--- START Records shown ---
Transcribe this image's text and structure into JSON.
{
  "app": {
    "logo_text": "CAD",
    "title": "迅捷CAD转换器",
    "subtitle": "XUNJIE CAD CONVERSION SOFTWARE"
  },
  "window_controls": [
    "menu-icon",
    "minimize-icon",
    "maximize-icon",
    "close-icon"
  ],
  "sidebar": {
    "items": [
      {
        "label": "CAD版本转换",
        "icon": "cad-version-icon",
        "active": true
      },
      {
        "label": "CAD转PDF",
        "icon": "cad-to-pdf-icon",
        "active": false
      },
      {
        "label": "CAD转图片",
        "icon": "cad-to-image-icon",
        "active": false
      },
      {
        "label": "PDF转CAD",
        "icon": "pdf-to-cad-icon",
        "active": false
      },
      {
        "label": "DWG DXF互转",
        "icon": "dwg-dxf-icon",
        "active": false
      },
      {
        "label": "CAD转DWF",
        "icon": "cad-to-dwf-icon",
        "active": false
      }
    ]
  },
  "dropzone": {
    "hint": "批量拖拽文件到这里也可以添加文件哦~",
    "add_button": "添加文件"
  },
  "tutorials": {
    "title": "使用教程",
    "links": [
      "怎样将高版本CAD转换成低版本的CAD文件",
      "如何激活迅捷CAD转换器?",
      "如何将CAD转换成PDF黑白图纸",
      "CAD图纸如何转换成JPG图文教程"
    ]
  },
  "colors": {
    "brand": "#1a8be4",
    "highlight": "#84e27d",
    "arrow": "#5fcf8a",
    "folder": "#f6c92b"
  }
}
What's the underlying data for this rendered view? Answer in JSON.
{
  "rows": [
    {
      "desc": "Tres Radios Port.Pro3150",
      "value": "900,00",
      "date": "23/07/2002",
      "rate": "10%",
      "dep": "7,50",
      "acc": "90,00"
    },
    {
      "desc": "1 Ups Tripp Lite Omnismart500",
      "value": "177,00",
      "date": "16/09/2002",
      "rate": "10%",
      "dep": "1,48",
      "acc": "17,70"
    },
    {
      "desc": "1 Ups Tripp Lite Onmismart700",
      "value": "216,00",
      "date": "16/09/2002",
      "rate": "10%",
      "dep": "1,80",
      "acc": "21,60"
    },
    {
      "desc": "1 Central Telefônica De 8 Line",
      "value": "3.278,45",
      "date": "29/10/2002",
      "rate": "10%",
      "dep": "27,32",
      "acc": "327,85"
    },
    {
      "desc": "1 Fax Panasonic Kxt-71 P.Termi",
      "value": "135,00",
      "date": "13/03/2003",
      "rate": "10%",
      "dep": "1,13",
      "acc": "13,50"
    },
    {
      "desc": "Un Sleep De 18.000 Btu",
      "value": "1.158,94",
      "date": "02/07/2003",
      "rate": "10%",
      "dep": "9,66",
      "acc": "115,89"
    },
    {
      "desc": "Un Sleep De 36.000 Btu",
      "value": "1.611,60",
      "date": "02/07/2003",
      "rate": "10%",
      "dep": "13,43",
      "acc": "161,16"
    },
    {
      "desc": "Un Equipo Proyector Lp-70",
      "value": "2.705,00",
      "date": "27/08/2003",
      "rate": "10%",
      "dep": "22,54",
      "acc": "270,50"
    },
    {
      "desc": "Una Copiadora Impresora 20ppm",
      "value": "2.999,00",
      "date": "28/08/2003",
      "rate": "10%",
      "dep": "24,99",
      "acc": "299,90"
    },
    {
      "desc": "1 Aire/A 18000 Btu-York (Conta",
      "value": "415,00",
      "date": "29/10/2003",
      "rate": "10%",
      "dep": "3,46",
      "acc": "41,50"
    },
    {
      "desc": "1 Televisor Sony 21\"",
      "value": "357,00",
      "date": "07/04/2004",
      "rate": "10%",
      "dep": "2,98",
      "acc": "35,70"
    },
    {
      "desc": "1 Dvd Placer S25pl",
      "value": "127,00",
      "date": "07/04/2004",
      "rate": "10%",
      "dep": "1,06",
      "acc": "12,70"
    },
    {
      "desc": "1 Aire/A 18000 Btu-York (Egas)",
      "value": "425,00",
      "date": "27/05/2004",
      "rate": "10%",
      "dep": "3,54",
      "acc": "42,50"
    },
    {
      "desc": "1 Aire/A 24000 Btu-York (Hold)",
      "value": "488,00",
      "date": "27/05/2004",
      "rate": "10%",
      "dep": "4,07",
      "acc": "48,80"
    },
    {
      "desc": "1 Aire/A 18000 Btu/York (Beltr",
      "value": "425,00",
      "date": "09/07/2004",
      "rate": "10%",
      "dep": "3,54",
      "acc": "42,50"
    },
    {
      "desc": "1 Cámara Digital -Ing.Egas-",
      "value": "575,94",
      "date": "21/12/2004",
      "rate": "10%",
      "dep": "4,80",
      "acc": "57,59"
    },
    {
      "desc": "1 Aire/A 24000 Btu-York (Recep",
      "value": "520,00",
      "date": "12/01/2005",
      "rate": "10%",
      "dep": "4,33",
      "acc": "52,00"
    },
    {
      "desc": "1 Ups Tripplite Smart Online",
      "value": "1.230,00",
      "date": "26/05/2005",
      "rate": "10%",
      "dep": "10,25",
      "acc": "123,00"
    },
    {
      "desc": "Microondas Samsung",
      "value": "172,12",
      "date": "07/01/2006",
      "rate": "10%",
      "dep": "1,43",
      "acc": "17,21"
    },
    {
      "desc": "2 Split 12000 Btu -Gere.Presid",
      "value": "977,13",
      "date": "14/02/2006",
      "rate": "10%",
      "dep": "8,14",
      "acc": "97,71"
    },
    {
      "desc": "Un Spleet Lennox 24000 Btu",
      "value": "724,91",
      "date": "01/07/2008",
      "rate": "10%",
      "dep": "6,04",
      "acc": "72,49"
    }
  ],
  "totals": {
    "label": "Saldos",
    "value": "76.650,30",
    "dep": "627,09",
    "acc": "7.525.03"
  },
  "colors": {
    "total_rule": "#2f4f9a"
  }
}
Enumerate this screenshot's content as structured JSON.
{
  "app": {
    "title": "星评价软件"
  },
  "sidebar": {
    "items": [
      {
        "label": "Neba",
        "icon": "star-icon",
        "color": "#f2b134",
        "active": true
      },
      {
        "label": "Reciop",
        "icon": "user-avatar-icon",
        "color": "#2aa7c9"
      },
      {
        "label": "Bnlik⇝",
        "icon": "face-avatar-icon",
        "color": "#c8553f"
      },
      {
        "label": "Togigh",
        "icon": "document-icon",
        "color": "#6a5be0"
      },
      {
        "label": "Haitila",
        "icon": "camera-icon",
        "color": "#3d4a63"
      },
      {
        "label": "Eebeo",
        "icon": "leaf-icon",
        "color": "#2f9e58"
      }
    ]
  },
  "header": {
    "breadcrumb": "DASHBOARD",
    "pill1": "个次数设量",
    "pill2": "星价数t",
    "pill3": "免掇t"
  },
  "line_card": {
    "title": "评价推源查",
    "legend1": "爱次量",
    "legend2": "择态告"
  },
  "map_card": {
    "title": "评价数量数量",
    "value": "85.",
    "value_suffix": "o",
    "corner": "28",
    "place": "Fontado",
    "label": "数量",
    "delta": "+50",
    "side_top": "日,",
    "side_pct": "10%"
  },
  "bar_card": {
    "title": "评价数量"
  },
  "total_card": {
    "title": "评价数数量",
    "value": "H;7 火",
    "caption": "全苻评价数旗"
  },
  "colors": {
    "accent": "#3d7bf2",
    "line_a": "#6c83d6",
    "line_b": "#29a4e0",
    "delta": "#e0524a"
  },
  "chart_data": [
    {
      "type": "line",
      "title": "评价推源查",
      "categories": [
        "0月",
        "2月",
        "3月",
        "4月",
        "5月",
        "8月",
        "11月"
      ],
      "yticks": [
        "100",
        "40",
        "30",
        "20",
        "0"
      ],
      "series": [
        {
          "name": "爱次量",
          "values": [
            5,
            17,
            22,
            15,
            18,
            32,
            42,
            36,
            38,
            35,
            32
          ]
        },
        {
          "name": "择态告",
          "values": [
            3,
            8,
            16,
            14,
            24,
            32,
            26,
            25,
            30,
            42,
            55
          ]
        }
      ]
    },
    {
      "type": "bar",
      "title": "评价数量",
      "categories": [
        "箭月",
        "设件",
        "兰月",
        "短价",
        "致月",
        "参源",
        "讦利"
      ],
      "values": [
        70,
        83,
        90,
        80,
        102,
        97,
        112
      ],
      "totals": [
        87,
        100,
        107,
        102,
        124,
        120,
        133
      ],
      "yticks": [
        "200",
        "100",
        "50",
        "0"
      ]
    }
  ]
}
--- END Records shown ---
Say how many lines in the entries contain the string "avatar", and leave out everything else.

2